--- Short problem ---
Write out the listing below again, precisely as it is given.

— start Listing —

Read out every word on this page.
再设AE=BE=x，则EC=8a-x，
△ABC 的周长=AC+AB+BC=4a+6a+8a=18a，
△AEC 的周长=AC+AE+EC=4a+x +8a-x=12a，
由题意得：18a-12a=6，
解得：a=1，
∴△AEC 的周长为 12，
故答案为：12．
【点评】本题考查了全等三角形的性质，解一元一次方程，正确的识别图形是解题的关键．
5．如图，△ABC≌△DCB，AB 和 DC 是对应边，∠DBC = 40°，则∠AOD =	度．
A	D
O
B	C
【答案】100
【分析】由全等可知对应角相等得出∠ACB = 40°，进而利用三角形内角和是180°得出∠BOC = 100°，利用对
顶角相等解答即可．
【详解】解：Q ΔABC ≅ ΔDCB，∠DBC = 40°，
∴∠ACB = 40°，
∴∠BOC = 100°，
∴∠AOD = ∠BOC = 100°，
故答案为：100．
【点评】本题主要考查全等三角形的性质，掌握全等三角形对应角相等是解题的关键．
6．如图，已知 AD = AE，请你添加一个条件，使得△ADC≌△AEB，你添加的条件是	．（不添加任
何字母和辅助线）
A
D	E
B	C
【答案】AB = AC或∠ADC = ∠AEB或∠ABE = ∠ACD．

— end Listing —

--- Exercise solution ---
Read out every word on this page.
再设AE=BE=x，则EC=8a-x，
△ABC 的周长=AC+AB+BC=4a+6a+8a=18a，
△AEC 的周长=AC+AE+EC=4a+x +8a-x=12a，
由题意得：18a-12a=6，
解得：a=1，
∴△AEC 的周长为 12，
故答案为：12．
【点评】本题考查了全等三角形的性质，解一元一次方程，正确的识别图形是解题的关键．
5．如图，△ABC≌△DCB，AB 和 DC 是对应边，∠DBC = 40°，则∠AOD =	度．
A	D
O
B	C
【答案】100
【分析】由全等可知对应角相等得出∠ACB = 40°，进而利用三角形内角和是180°得出∠BOC = 100°，利用对
顶角相等解答即可．
【详解】解：Q ΔABC ≅ ΔDCB，∠DBC = 40°，
∴∠ACB = 40°，
∴∠BOC = 100°，
∴∠AOD = ∠BOC = 100°，
故答案为：100．
【点评】本题主要考查全等三角形的性质，掌握全等三角形对应角相等是解题的关键．
6．如图，已知 AD = AE，请你添加一个条件，使得△ADC≌△AEB，你添加的条件是	．（不添加任
何字母和辅助线）
A
D	E
B	C
【答案】AB = AC或∠ADC = ∠AEB或∠ABE = ∠ACD．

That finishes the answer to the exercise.